● What you should do: Write the data out again in full, with no departure from the original.

--- Begin ---

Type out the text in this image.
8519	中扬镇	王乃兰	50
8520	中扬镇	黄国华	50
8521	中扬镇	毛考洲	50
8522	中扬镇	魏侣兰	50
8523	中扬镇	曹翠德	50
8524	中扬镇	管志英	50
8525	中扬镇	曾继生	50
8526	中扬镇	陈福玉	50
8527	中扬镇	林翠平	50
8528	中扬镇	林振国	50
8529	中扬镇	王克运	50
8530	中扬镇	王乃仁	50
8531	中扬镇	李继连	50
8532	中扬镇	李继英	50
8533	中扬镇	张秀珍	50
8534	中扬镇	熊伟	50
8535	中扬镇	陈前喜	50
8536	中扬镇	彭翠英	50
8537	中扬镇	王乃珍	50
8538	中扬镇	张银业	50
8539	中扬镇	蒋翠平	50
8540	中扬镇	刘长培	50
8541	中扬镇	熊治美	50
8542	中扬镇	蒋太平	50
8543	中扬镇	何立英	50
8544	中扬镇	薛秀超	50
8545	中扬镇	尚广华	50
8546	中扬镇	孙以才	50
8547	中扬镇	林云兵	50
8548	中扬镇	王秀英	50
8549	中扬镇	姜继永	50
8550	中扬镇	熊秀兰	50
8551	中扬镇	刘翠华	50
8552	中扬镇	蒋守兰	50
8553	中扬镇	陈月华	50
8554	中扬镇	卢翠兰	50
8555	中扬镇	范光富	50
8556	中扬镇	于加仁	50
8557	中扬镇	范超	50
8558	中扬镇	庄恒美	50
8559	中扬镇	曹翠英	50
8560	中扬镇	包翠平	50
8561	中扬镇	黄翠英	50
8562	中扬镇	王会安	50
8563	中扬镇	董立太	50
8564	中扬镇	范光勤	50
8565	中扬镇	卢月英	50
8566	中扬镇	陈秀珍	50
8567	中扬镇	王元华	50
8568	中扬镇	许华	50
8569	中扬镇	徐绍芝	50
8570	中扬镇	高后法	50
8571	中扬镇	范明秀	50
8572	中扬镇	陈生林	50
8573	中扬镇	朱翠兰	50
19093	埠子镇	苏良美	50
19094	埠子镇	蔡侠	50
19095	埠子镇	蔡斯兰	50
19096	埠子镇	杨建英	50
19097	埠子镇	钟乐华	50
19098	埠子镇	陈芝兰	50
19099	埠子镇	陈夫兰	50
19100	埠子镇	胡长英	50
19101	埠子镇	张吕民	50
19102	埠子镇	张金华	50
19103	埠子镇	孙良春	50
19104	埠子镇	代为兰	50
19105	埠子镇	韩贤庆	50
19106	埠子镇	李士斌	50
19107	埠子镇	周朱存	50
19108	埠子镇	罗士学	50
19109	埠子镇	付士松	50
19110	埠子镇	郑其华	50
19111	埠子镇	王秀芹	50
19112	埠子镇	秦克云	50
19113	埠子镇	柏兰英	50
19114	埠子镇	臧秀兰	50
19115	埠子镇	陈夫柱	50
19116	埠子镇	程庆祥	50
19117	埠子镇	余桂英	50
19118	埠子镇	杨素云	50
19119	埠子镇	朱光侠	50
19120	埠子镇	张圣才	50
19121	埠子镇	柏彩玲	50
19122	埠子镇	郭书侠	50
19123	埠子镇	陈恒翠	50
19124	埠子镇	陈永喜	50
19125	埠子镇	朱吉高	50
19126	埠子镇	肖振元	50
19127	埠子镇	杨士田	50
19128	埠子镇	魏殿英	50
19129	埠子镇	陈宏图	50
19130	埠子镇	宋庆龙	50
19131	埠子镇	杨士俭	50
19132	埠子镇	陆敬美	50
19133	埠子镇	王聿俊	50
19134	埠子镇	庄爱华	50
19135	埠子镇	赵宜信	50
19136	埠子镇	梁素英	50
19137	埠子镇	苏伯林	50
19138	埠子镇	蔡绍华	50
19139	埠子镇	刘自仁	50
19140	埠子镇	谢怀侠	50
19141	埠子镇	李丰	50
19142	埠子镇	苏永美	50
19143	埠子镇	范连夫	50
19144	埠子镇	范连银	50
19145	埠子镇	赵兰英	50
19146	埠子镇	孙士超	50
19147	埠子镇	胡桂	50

--- End ---

● The completed task:
Type out the text in this image.
8519	中扬镇	王乃兰	50
8520	中扬镇	黄国华	50
8521	中扬镇	毛考洲	50
8522	中扬镇	魏侣兰	50
8523	中扬镇	曹翠德	50
8524	中扬镇	管志英	50
8525	中扬镇	曾继生	50
8526	中扬镇	陈福玉	50
8527	中扬镇	林翠平	50
8528	中扬镇	林振国	50
8529	中扬镇	王克运	50
8530	中扬镇	王乃仁	50
8531	中扬镇	李继连	50
8532	中扬镇	李继英	50
8533	中扬镇	张秀珍	50
8534	中扬镇	熊伟	50
8535	中扬镇	陈前喜	50
8536	中扬镇	彭翠英	50
8537	中扬镇	王乃珍	50
8538	中扬镇	张银业	50
8539	中扬镇	蒋翠平	50
8540	中扬镇	刘长培	50
8541	中扬镇	熊治美	50
8542	中扬镇	蒋太平	50
8543	中扬镇	何立英	50
8544	中扬镇	薛秀超	50
8545	中扬镇	尚广华	50
8546	中扬镇	孙以才	50
8547	中扬镇	林云兵	50
8548	中扬镇	王秀英	50
8549	中扬镇	姜继永	50
8550	中扬镇	熊秀兰	50
8551	中扬镇	刘翠华	50
8552	中扬镇	蒋守兰	50
8553	中扬镇	陈月华	50
8554	中扬镇	卢翠兰	50
8555	中扬镇	范光富	50
8556	中扬镇	于加仁	50
8557	中扬镇	范超	50
8558	中扬镇	庄恒美	50
8559	中扬镇	曹翠英	50
8560	中扬镇	包翠平	50
8561	中扬镇	黄翠英	50
8562	中扬镇	王会安	50
8563	中扬镇	董立太	50
8564	中扬镇	范光勤	50
8565	中扬镇	卢月英	50
8566	中扬镇	陈秀珍	50
8567	中扬镇	王元华	50
8568	中扬镇	许华	50
8569	中扬镇	徐绍芝	50
8570	中扬镇	高后法	50
8571	中扬镇	范明秀	50
8572	中扬镇	陈生林	50
8573	中扬镇	朱翠兰	50
19093	埠子镇	苏良美	50
19094	埠子镇	蔡侠	50
19095	埠子镇	蔡斯兰	50
19096	埠子镇	杨建英	50
19097	埠子镇	钟乐华	50
19098	埠子镇	陈芝兰	50
19099	埠子镇	陈夫兰	50
19100	埠子镇	胡长英	50
19101	埠子镇	张吕民	50
19102	埠子镇	张金华	50
19103	埠子镇	孙良春	50
19104	埠子镇	代为兰	50
19105	埠子镇	韩贤庆	50
19106	埠子镇	李士斌	50
19107	埠子镇	周朱存	50
19108	埠子镇	罗士学	50
19109	埠子镇	付士松	50
19110	埠子镇	郑其华	50
19111	埠子镇	王秀芹	50
19112	埠子镇	秦克云	50
19113	埠子镇	柏兰英	50
19114	埠子镇	臧秀兰	50
19115	埠子镇	陈夫柱	50
19116	埠子镇	程庆祥	50
19117	埠子镇	余桂英	50
19118	埠子镇	杨素云	50
19119	埠子镇	朱光侠	50
19120	埠子镇	张圣才	50
19121	埠子镇	柏彩玲	50
19122	埠子镇	郭书侠	50
19123	埠子镇	陈恒翠	50
19124	埠子镇	陈永喜	50
19125	埠子镇	朱吉高	50
19126	埠子镇	肖振元	50
19127	埠子镇	杨士田	50
19128	埠子镇	魏殿英	50
19129	埠子镇	陈宏图	50
19130	埠子镇	宋庆龙	50
19131	埠子镇	杨士俭	50
19132	埠子镇	陆敬美	50
19133	埠子镇	王聿俊	50
19134	埠子镇	庄爱华	50
19135	埠子镇	赵宜信	50
19136	埠子镇	梁素英	50
19137	埠子镇	苏伯林	50
19138	埠子镇	蔡绍华	50
19139	埠子镇	刘自仁	50
19140	埠子镇	谢怀侠	50
19141	埠子镇	李丰	50
19142	埠子镇	苏永美	50
19143	埠子镇	范连夫	50
19144	埠子镇	范连银	50
19145	埠子镇	赵兰英	50
19146	埠子镇	孙士超	50
19147	埠子镇	胡桂	50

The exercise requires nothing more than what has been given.